▶ PROBLEM REQUIREMENTS
Within the data that follows, how many lines carry the string "this"? Give the number alone.

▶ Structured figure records
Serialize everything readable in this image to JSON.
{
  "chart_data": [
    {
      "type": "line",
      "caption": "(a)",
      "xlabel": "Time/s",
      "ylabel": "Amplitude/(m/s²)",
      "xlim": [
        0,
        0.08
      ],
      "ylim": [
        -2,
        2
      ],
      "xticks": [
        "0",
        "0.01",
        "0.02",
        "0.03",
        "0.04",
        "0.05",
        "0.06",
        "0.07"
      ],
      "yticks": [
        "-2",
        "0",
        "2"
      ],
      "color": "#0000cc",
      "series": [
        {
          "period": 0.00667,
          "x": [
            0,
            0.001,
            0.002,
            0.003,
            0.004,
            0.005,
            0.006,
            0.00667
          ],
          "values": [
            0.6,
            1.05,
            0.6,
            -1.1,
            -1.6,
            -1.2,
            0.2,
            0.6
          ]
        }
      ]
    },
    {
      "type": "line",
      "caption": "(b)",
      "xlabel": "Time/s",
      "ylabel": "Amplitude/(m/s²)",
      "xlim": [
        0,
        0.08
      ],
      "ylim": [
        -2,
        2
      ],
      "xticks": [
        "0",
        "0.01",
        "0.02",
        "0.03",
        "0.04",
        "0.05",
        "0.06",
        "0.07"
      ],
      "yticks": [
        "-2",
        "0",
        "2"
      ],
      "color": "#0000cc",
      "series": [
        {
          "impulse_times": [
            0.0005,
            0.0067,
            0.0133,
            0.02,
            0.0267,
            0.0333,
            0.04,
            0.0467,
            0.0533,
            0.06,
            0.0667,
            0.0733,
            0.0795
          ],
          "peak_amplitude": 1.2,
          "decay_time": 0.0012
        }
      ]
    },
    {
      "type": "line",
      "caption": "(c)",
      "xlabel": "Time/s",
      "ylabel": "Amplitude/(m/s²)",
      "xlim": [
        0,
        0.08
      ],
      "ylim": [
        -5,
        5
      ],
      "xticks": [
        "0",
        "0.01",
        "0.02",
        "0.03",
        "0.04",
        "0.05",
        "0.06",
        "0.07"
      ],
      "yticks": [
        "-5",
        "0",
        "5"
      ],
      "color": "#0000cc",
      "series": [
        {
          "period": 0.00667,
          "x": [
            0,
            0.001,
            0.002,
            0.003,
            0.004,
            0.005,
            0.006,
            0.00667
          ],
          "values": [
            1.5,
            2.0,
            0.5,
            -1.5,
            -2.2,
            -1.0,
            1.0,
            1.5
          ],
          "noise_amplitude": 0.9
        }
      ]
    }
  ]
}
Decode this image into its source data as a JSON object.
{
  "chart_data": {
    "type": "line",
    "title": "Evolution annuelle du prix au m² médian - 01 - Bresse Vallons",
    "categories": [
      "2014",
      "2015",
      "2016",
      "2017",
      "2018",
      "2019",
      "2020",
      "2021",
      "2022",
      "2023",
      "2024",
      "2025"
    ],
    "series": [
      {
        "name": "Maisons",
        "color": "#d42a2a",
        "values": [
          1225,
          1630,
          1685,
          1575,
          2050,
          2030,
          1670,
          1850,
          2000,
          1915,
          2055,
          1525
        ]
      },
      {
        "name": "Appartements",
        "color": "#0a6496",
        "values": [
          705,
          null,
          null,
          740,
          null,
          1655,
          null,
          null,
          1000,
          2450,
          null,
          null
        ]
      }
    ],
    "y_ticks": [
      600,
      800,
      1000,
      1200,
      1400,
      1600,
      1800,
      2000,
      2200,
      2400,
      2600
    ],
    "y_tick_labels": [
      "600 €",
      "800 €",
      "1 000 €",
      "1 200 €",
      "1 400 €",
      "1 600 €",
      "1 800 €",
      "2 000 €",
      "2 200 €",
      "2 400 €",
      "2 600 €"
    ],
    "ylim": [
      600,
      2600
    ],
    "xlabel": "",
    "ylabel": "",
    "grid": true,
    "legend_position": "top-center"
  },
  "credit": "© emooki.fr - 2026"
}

▶ THE SOLUTION
2